Start of Supplied material

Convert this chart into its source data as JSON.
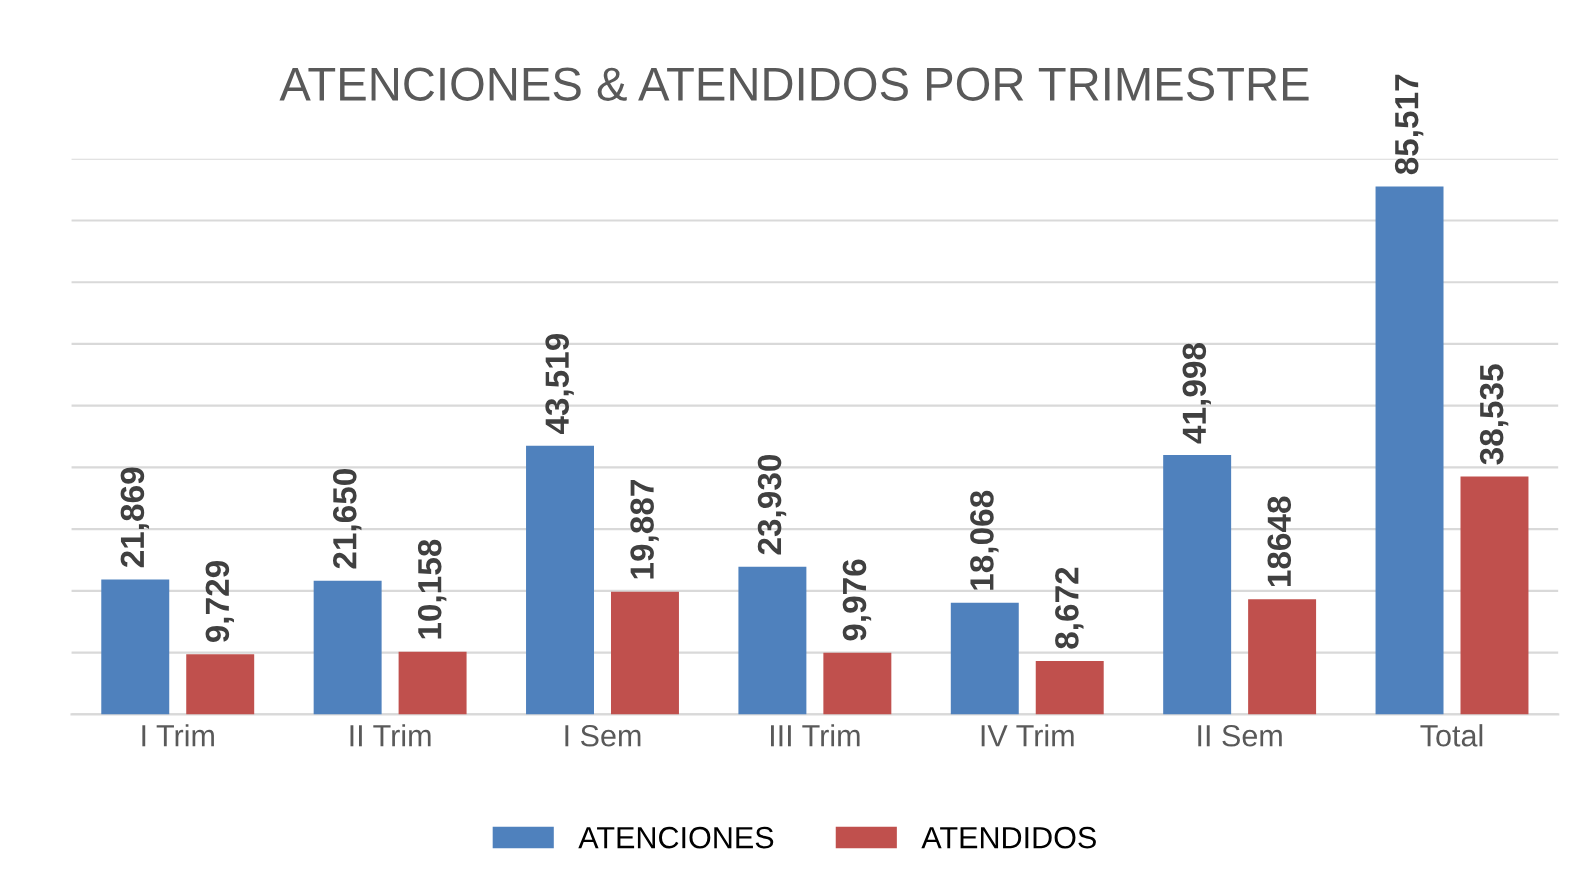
{
  "chart_data": {
    "type": "bar",
    "title": "ATENCIONES & ATENDIDOS POR TRIMESTRE",
    "categories": [
      "I Trim",
      "II Trim",
      "I Sem",
      "III Trim",
      "IV Trim",
      "II Sem",
      "Total"
    ],
    "series": [
      {
        "name": "ATENCIONES",
        "color": "#4f81bd",
        "values": [
          21869,
          21650,
          43519,
          23930,
          18068,
          41998,
          85517
        ],
        "value_labels": [
          "21,869",
          "21,650",
          "43,519",
          "23,930",
          "18,068",
          "41,998",
          "85,517"
        ]
      },
      {
        "name": "ATENDIDOS",
        "color": "#c0504d",
        "values": [
          9729,
          10158,
          19887,
          9976,
          8672,
          18648,
          38535
        ],
        "value_labels": [
          "9,729",
          "10,158",
          "19,887",
          "9,976",
          "8,672",
          "18648",
          "38,535"
        ]
      }
    ],
    "ylim": [
      0,
      90000
    ],
    "yticks": [
      {
        "value": 0,
        "label": null
      },
      {
        "value": 10000,
        "label": null
      },
      {
        "value": 20000,
        "label": null
      },
      {
        "value": 30000,
        "label": null
      },
      {
        "value": 40000,
        "label": null
      },
      {
        "value": 50000,
        "label": null
      },
      {
        "value": 60000,
        "label": null
      },
      {
        "value": 70000,
        "label": null
      },
      {
        "value": 80000,
        "label": null
      },
      {
        "value": 90000,
        "label": null
      }
    ],
    "grid": "y",
    "legend": "bottom",
    "tick_labels": "x"
  }
}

End of Supplied material

#### Goal of the exercise:
Reproduce all of the material exactly, apart from the pictures.

#### The response:
Convert this chart into its source data as JSON.
{
  "chart_data": {
    "type": "bar",
    "title": "ATENCIONES & ATENDIDOS POR TRIMESTRE",
    "categories": [
      "I Trim",
      "II Trim",
      "I Sem",
      "III Trim",
      "IV Trim",
      "II Sem",
      "Total"
    ],
    "series": [
      {
        "name": "ATENCIONES",
        "color": "#4f81bd",
        "values": [
          21869,
          21650,
          43519,
          23930,
          18068,
          41998,
          85517
        ],
        "value_labels": [
          "21,869",
          "21,650",
          "43,519",
          "23,930",
          "18,068",
          "41,998",
          "85,517"
        ]
      },
      {
        "name": "ATENDIDOS",
        "color": "#c0504d",
        "values": [
          9729,
          10158,
          19887,
          9976,
          8672,
          18648,
          38535
        ],
        "value_labels": [
          "9,729",
          "10,158",
          "19,887",
          "9,976",
          "8,672",
          "18648",
          "38,535"
        ]
      }
    ],
    "ylim": [
      0,
      90000
    ],
    "yticks": [
      {
        "value": 0,
        "label": null
      },
      {
        "value": 10000,
        "label": null
      },
      {
        "value": 20000,
        "label": null
      },
      {
        "value": 30000,
        "label": null
      },
      {
        "value": 40000,
        "label": null
      },
      {
        "value": 50000,
        "label": null
      },
      {
        "value": 60000,
        "label": null
      },
      {
        "value": 70000,
        "label": null
      },
      {
        "value": 80000,
        "label": null
      },
      {
        "value": 90000,
        "label": null
      }
    ],
    "grid": "y",
    "legend": "bottom",
    "tick_labels": "x"
  }
}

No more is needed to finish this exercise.